> **Data in this exercise**:
• • • • • • •

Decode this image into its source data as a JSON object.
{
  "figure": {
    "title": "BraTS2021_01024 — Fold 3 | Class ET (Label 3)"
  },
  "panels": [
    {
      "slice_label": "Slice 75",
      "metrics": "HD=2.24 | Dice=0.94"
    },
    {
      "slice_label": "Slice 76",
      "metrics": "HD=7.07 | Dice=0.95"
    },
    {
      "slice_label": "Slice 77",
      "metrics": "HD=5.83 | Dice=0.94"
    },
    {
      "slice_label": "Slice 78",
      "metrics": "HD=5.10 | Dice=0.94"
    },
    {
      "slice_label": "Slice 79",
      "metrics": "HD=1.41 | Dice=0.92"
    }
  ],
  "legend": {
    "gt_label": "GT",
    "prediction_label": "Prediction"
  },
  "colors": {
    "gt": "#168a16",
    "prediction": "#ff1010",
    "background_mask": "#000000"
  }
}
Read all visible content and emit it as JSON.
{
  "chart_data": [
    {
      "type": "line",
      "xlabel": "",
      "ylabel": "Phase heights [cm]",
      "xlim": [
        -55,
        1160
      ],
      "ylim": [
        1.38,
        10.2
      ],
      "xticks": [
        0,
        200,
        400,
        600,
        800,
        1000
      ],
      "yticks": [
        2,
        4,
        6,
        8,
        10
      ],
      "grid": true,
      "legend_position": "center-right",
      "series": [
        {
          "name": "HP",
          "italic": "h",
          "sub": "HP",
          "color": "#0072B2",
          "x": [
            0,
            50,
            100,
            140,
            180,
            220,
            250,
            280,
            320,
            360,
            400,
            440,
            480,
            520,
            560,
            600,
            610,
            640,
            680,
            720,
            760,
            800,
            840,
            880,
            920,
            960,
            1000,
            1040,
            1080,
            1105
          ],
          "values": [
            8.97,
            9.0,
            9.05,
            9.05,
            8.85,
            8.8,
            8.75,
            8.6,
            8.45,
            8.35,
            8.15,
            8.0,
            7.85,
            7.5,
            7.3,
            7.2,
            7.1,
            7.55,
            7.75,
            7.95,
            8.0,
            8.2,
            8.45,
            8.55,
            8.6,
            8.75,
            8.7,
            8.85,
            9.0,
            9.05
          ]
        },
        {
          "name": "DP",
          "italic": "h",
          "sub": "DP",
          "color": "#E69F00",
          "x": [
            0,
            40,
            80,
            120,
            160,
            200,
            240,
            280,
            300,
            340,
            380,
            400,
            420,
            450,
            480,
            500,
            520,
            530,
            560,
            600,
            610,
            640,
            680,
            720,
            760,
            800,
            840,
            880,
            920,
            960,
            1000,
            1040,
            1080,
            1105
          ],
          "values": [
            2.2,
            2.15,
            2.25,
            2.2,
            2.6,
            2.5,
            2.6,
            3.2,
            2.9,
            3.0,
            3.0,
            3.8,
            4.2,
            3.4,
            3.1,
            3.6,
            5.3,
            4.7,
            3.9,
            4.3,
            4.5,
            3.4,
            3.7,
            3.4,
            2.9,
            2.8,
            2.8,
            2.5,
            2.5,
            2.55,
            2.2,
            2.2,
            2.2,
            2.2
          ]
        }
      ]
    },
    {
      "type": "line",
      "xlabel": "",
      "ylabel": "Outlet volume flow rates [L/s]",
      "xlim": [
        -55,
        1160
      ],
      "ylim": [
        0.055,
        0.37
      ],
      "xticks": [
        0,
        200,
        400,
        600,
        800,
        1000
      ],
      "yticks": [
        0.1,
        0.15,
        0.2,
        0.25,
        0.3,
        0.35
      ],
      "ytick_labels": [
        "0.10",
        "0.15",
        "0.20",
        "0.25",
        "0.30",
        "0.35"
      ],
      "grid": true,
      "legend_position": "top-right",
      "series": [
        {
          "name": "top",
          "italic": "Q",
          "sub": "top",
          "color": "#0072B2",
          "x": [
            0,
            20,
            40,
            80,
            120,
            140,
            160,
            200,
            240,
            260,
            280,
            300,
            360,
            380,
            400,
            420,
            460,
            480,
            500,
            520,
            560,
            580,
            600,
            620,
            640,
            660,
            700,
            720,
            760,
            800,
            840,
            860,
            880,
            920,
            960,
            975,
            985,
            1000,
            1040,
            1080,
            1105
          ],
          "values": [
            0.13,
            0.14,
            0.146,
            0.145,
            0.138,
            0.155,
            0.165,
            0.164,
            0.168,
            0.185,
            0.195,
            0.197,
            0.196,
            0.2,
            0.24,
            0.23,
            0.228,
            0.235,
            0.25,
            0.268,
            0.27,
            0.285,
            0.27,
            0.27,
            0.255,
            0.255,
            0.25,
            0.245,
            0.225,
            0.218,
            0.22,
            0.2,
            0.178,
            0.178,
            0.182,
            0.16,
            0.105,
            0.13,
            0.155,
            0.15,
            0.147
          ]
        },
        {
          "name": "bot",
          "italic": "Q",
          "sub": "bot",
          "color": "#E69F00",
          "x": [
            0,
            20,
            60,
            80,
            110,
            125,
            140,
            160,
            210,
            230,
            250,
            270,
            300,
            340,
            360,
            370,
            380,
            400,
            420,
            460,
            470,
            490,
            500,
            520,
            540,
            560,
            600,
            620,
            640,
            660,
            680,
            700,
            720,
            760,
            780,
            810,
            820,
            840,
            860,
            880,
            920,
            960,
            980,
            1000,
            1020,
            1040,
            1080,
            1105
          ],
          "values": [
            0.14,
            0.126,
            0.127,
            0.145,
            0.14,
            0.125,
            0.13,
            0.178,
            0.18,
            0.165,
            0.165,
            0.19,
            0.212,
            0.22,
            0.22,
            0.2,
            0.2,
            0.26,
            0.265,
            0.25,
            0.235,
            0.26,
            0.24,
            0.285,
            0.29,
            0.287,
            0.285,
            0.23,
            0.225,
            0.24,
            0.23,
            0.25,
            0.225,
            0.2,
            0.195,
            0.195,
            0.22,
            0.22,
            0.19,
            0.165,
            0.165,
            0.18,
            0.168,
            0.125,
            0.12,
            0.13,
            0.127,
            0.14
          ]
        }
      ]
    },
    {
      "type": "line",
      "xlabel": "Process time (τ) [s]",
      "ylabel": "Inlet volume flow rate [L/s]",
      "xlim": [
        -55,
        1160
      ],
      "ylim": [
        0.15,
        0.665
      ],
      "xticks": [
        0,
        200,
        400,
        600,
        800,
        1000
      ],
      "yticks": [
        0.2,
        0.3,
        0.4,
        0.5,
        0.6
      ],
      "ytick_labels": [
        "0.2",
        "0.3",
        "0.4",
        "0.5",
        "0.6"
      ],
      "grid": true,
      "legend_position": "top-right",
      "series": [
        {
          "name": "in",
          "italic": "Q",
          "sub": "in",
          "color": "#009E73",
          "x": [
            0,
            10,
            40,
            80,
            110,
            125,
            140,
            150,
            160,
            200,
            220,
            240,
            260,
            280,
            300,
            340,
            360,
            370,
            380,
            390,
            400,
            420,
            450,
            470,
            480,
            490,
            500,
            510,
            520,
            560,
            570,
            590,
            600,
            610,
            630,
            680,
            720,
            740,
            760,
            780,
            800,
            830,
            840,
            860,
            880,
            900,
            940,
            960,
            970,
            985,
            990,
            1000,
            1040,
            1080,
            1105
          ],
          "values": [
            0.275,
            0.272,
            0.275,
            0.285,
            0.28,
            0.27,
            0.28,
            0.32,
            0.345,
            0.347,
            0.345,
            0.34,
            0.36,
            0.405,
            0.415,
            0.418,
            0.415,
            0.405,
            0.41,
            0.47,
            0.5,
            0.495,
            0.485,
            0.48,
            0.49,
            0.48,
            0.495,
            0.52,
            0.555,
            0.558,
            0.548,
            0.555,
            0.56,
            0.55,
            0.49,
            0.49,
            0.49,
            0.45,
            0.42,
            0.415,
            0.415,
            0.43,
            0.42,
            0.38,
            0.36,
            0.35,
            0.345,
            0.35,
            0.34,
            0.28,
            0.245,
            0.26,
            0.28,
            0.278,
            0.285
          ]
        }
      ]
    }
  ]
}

• • • • • • •

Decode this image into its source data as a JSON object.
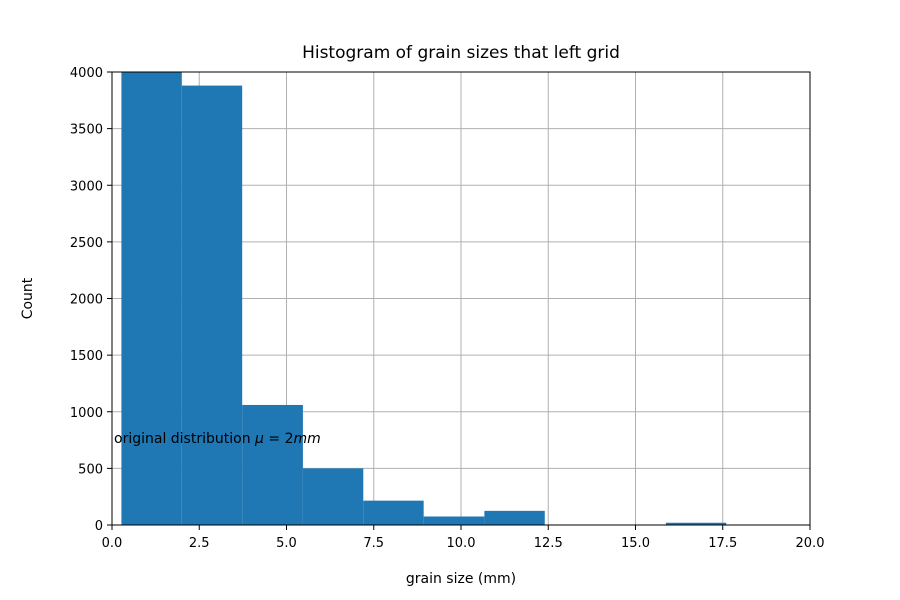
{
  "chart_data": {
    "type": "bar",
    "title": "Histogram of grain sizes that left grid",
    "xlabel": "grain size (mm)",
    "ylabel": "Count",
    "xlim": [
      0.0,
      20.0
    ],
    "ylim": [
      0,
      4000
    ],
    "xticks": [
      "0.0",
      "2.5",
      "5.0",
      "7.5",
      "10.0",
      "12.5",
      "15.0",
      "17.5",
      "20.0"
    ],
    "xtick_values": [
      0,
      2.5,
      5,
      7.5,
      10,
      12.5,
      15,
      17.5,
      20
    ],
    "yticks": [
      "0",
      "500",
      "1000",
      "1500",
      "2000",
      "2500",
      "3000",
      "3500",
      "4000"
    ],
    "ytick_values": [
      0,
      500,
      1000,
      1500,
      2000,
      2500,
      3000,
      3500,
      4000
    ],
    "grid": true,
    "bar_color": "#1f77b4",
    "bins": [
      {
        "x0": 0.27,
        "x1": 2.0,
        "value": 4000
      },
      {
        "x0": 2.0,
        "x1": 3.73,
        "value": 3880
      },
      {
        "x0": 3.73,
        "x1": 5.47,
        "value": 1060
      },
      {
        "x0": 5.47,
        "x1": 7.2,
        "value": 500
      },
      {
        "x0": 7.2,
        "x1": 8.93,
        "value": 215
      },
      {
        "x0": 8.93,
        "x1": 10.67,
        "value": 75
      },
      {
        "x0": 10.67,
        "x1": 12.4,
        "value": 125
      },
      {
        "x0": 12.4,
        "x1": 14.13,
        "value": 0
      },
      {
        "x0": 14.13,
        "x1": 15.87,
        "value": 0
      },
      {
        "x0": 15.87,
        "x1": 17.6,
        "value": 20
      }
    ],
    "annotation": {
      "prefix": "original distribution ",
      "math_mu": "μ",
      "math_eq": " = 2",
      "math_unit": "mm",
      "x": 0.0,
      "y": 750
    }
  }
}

• • • • • • •

> **What you have to do**:
Go through the records. Copy each line where "grain" appears.

> **Solution to the problem**:
    "title": "Histogram of grain sizes that left grid",
    "xlabel": "grain size (mm)",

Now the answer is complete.